• Consigne écrite A: Recopiez fidèlement, parmi les lignes de données, celles qui vont de la ligne contenant « panel-subtitle: High-level view » jusqu'à la ligne contenant « kpi-note: vs Last Month », incluse.

• Bloc de texte:
---+---

D’autres ont reçu cet appel sans être forcément des Touaregs : comme une révolte contre la sédentarité, tel Rimbaud aimant la ‘liberté libre’ ; une rédemption salvatrice, tel Gilgamesh dans sa longue errance ; un reflet du chemin permanent en soi, tel Proust voyageur immobile ; un désir de pensée vivante, tel Aragon et son mouvement perpétuel.

 

"Aucune civilisation ne vit sans mouvement propre, écrit Ella Maillart, chacune s’enrichit des échanges, des chocs qu’entrainent les fructueux voisinages". Elle déroule la piste des origines, démontrant que celle de l’homme se situe dans la mouvance, que le voyage est source de vie. Être nomade c’est une certaine façon d’envisager la vie, et d’habiter le Monde, en bougeant pour trouver son équilibre. C’est le mouvement qui donne une assise stable, comme à moto où l’on roule en équilibre grâce au déplacement.

 

C’est aussi le moteur qui ébranle nos certitudes paresseuses, met en marche l’esprit et nous libère de passions parasites. Il faut oser rentrer dans ce mouvement qui déstabilise pour retrouver l’aplomb entre horizontale et verticale.

 

Un sens auquel on ne peut s’opposer : c’est celui de la vie qui se renouvelle sans cesse, comme celui de l’Univers où s’inscrit notre humaine condition. Et dans cette perpétuelle naissance à soi-même, le voyage est d’abord une itinérance intime.

 

Au fil de ses périples, cette évidence s’impose peu à peu à Ella Maillart qui réalise que la quête d’une réalité géographique peut aussi être une dispersion, jusqu’à s’oublier soi-même. Elle reformule son questionnement, "Il me fallait apprendre d'abord à connaître les 'terres inconnues' de mon propre esprit" écrit-elle.

 

C’est en Inde qu’elle part en 1940, chercher la paix intérieure, loin du chaos du Monde, non pour fuir la vérité, mais pour la retrouver, au fond d’elle-même. Une expérience spirituelle de 5 ans auprès de maîtres de sagesse qui lui enseignent les Védas et le ‘point de vue’ de non-dualité, une pensée philosophique qui affirme l’Unité du Monde et de l’être, où elle découvre dit-elle que "la vie intérieure colore et conditionne la vie extérieure", que "tout ce qui nous entoure est apparence", que "c’est en nous-mêmes que se trouve la vérité suprême"

---+---

• Consigne écrite B: Indiquez par oui ou par non si chacune des affirmations suivantes concorde avec le texte sur Ella Maillart, en citant à l'identique les mots du texte qui tranchent : (i) Ella Maillart part en Inde en 1940 ; (ii) son expérience spirituelle en Inde dure dix ans ; (iii) le mouvement y est comparé à la conduite d'une moto.

---+---

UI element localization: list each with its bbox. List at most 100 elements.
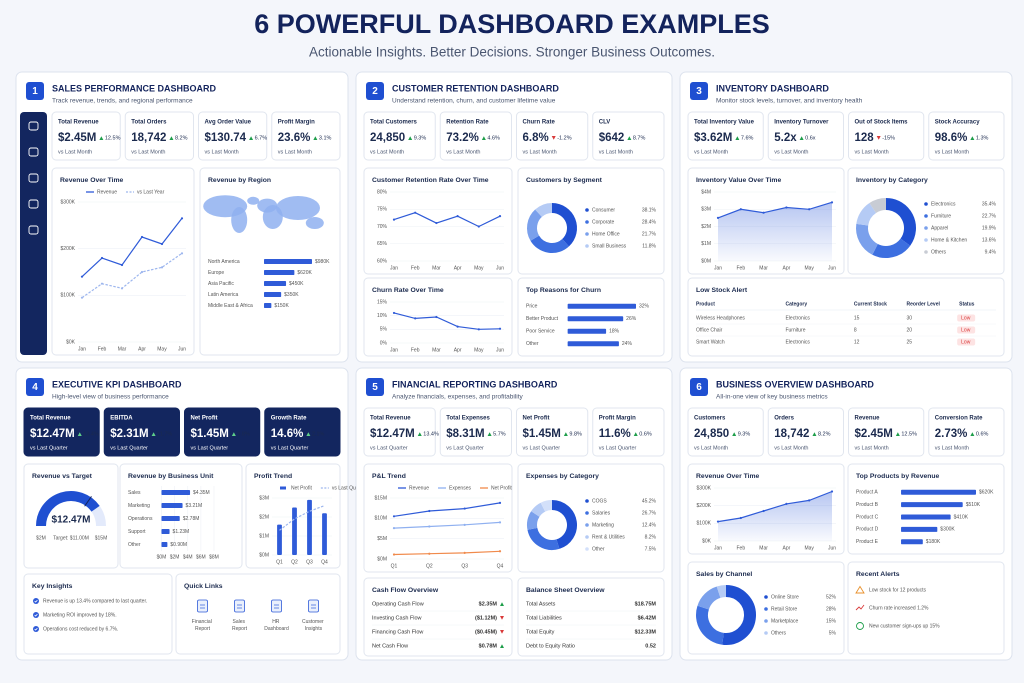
panel-subtitle: High-level view of business performance <box>52 394 169 401</box>
link-label[interactable]: Financial Report <box>192 619 213 632</box>
link-label[interactable]: Customer Insights <box>302 619 325 632</box>
kpi-value: 6.8% <box>523 132 549 144</box>
kpi-note: vs Last Quarter <box>30 445 68 451</box>
kpi-change: 9.8% <box>569 431 582 437</box>
sidebar-icon[interactable] <box>28 173 39 183</box>
gauge-value <box>36 491 100 527</box>
kpi-card <box>516 407 589 457</box>
table-cell: Electronics <box>785 315 810 321</box>
panel-subtitle: Analyze financials, expenses, and profit… <box>392 394 524 401</box>
table-cell: Electronics <box>785 339 810 345</box>
kpi-card <box>124 111 194 161</box>
trend-arrow <box>970 432 975 436</box>
donut-segment <box>540 500 553 512</box>
kpi-value: $2.45M <box>855 428 893 440</box>
sidebar-icon[interactable] <box>28 121 39 131</box>
donut-segment <box>697 586 721 610</box>
point <box>456 325 459 328</box>
point <box>498 521 502 524</box>
kpi-note: vs Last Month <box>446 149 480 155</box>
kpi-card <box>687 111 764 161</box>
kpi-label: Total Expenses <box>446 416 490 422</box>
legend-dot <box>764 607 768 611</box>
insight-text: Operations cost reduced by 6.7%. <box>43 626 118 632</box>
legend-dot <box>585 220 589 224</box>
trend-arrow <box>481 136 486 140</box>
y-tick-label: 5% <box>380 327 388 333</box>
sidebar-icon[interactable] <box>28 147 39 157</box>
table-header: Status <box>959 301 975 307</box>
kpi-card <box>439 407 512 457</box>
table-cell: Low <box>961 315 971 321</box>
bar-label: Better Product <box>526 316 559 322</box>
bar-label: Product C <box>856 514 879 520</box>
kpi-label: Total Revenue <box>30 416 71 422</box>
x-tick-label: Q4 <box>497 563 504 569</box>
row-value: ($1.12M) <box>475 615 497 621</box>
gauge-max: $15M <box>95 535 108 541</box>
row-label: Net Cash Flow <box>372 643 408 649</box>
legend-label: vs Last Quarter <box>332 485 367 491</box>
y-tick-label: $1M <box>259 533 269 539</box>
point <box>762 509 765 513</box>
insight-text: Revenue is up 13.4% compared to last qua… <box>43 598 147 604</box>
bar-label: Latin America <box>208 292 239 298</box>
kpi-label: Churn Rate <box>523 120 556 126</box>
kpi-label: Total Orders <box>131 120 167 126</box>
kpi-label: Orders <box>774 416 794 422</box>
value-label: 32% <box>639 304 650 310</box>
point <box>414 317 417 320</box>
point <box>498 327 502 330</box>
sidebar-icon[interactable] <box>28 225 39 235</box>
panel-number: 5 <box>372 382 378 393</box>
point <box>808 208 811 211</box>
row-value: $18.75M <box>635 601 657 607</box>
map-region <box>276 196 320 220</box>
x-tick-label: Jan <box>714 545 722 551</box>
alert-text: Churn rate increased 1.2% <box>869 605 929 611</box>
legend-label: Electronics <box>931 201 956 207</box>
kpi-card <box>363 111 436 161</box>
gauge-min: $2M <box>36 535 46 541</box>
legend-label: Home Office <box>592 231 620 237</box>
kpi-value: 5.2x <box>774 132 797 144</box>
legend-label: Revenue <box>97 189 117 195</box>
point <box>435 221 438 225</box>
point <box>498 215 502 218</box>
widget-title: Key Insights <box>32 583 73 590</box>
check-mark <box>34 599 38 603</box>
sidebar-icon[interactable] <box>28 199 39 209</box>
y-tick-label: $0M <box>377 556 387 562</box>
kpi-label: Profit Margin <box>278 120 315 126</box>
panel-subtitle: Monitor stock levels, turnover, and inve… <box>716 98 863 105</box>
legend-dot <box>585 535 589 539</box>
bar-label: Product B <box>856 502 879 508</box>
link-label[interactable]: HR Dashboard <box>264 619 289 632</box>
kpi-card <box>103 407 180 457</box>
legend-label: Rent & Utilities <box>592 534 625 540</box>
kpi-note: vs Last Quarter <box>370 445 408 451</box>
point <box>463 551 466 555</box>
x-tick-label: May <box>157 346 167 352</box>
bar <box>901 502 963 508</box>
legend-dot <box>585 244 589 248</box>
panel-badge <box>366 378 384 396</box>
bar <box>277 524 282 555</box>
series-line <box>393 521 501 529</box>
kpi-change: 8.2% <box>175 135 188 141</box>
status-chip <box>957 314 976 322</box>
link-icon <box>308 599 319 613</box>
trend-arrow <box>500 602 504 606</box>
panel-number: 1 <box>32 86 38 97</box>
y-tick-label: $3M <box>701 207 711 213</box>
link-label[interactable]: Sales Report <box>232 619 248 632</box>
series-line <box>393 550 501 556</box>
y-tick-label: $100K <box>697 521 712 527</box>
legend-dot <box>585 523 589 527</box>
point <box>180 252 184 255</box>
kpi-change: 1.3% <box>976 135 989 141</box>
value-label: 21.7% <box>642 231 657 237</box>
bar <box>161 503 183 508</box>
point <box>808 499 811 502</box>
legend-dot <box>585 499 589 503</box>
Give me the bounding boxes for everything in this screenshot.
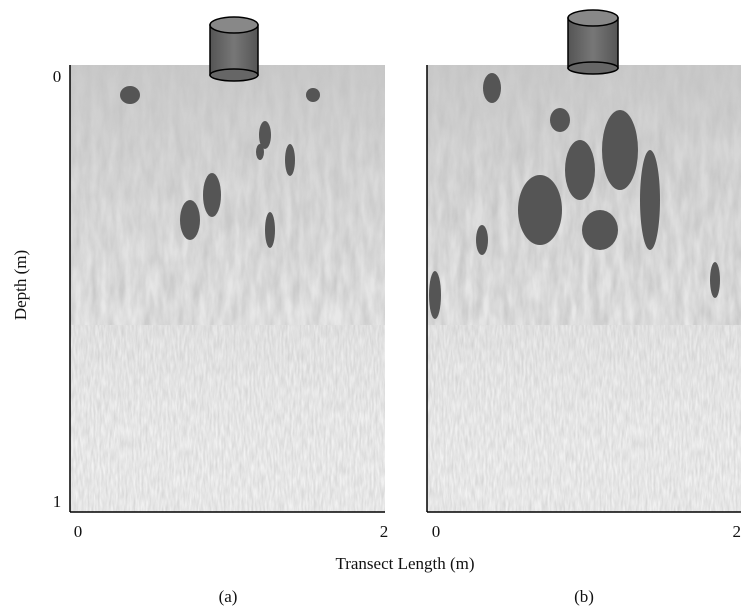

---+---

• Réponse A:
panel-subtitle: High-level view of business performance <box>52 394 169 401</box>
link-label[interactable]: Financial Report <box>192 619 213 632</box>
link-label[interactable]: Customer Insights <box>302 619 325 632</box>
kpi-value: 6.8% <box>523 132 549 144</box>
kpi-note: vs Last Quarter <box>30 445 68 451</box>
kpi-change: 9.8% <box>569 431 582 437</box>
sidebar-icon[interactable] <box>28 173 39 183</box>
gauge-value <box>36 491 100 527</box>
kpi-card <box>516 407 589 457</box>
table-cell: Electronics <box>785 315 810 321</box>
panel-subtitle: Analyze financials, expenses, and profit… <box>392 394 524 401</box>
table-cell: Electronics <box>785 339 810 345</box>
kpi-card <box>124 111 194 161</box>
trend-arrow <box>970 432 975 436</box>
donut-segment <box>540 500 553 512</box>
kpi-value: $2.45M <box>855 428 893 440</box>
sidebar-icon[interactable] <box>28 121 39 131</box>
donut-segment <box>697 586 721 610</box>
point <box>456 325 459 328</box>
point <box>498 521 502 524</box>
kpi-note: vs Last Month <box>446 149 480 155</box>

• Réponse B:
(i) Oui : « C’est en Inde qu’elle part en 1940 ».
(ii) Non : « Une expérience spirituelle de 5 ans ».
(iii) Oui : « comme à moto où l’on roule en équilibre grâce au déplacement ».